* THE TASK *
Write down every entry below once more, exactly.
• • • • •
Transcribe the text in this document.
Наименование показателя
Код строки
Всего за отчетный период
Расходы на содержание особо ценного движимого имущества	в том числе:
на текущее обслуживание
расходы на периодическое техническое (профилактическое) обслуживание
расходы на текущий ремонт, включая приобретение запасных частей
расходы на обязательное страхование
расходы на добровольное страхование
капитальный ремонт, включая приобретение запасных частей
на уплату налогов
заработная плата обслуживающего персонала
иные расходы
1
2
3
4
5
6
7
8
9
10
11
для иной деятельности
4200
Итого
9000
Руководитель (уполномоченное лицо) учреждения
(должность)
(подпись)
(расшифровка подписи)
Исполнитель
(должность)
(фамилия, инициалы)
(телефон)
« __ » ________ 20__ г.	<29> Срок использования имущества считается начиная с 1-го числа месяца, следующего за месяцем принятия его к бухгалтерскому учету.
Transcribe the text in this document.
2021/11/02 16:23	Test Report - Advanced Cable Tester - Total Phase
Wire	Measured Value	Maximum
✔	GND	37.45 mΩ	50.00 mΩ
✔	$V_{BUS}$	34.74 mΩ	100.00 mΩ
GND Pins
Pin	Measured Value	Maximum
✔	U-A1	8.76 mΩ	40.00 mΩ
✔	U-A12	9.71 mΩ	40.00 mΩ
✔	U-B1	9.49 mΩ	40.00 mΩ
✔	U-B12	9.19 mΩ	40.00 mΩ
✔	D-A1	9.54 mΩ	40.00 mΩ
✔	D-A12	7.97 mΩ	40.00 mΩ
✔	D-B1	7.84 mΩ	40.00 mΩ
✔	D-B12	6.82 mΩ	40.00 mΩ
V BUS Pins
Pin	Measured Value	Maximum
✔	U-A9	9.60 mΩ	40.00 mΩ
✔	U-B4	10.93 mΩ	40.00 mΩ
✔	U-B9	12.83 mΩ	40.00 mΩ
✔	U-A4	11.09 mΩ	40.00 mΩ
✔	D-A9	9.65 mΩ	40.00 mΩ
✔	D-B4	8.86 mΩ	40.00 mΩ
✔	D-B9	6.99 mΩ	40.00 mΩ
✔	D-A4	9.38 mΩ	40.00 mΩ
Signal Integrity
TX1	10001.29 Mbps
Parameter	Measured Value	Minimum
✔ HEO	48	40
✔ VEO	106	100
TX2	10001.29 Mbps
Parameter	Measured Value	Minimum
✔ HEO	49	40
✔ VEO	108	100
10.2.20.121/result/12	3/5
• • • • •
* EXPECTED ANSWER *
Transcribe the text in this document.
Наименование показателя
Код строки
Всего за отчетный период
Расходы на содержание особо ценного движимого имущества	в том числе:
на текущее обслуживание
расходы на периодическое техническое (профилактическое) обслуживание
расходы на текущий ремонт, включая приобретение запасных частей
расходы на обязательное страхование
расходы на добровольное страхование
капитальный ремонт, включая приобретение запасных частей
на уплату налогов
заработная плата обслуживающего персонала
иные расходы
1
2
3
4
5
6
7
8
9
10
11
для иной деятельности
4200
Итого
9000
Руководитель (уполномоченное лицо) учреждения
(должность)
(подпись)
(расшифровка подписи)
Исполнитель
(должность)
(фамилия, инициалы)
(телефон)
« __ » ________ 20__ г.	<29> Срок использования имущества считается начиная с 1-го числа месяца, следующего за месяцем принятия его к бухгалтерскому учету.
Transcribe the text in this document.
2021/11/02 16:23	Test Report - Advanced Cable Tester - Total Phase
Wire	Measured Value	Maximum
✔	GND	37.45 mΩ	50.00 mΩ
✔	$V_{BUS}$	34.74 mΩ	100.00 mΩ
GND Pins
Pin	Measured Value	Maximum
✔	U-A1	8.76 mΩ	40.00 mΩ
✔	U-A12	9.71 mΩ	40.00 mΩ
✔	U-B1	9.49 mΩ	40.00 mΩ
✔	U-B12	9.19 mΩ	40.00 mΩ
✔	D-A1	9.54 mΩ	40.00 mΩ
✔	D-A12	7.97 mΩ	40.00 mΩ
✔	D-B1	7.84 mΩ	40.00 mΩ
✔	D-B12	6.82 mΩ	40.00 mΩ
V BUS Pins
Pin	Measured Value	Maximum
✔	U-A9	9.60 mΩ	40.00 mΩ
✔	U-B4	10.93 mΩ	40.00 mΩ
✔	U-B9	12.83 mΩ	40.00 mΩ
✔	U-A4	11.09 mΩ	40.00 mΩ
✔	D-A9	9.65 mΩ	40.00 mΩ
✔	D-B4	8.86 mΩ	40.00 mΩ
✔	D-B9	6.99 mΩ	40.00 mΩ
✔	D-A4	9.38 mΩ	40.00 mΩ
Signal Integrity
TX1	10001.29 Mbps
Parameter	Measured Value	Minimum
✔ HEO	48	40
✔ VEO	106	100
TX2	10001.29 Mbps
Parameter	Measured Value	Minimum
✔ HEO	49	40
✔ VEO	108	100
10.2.20.121/result/12	3/5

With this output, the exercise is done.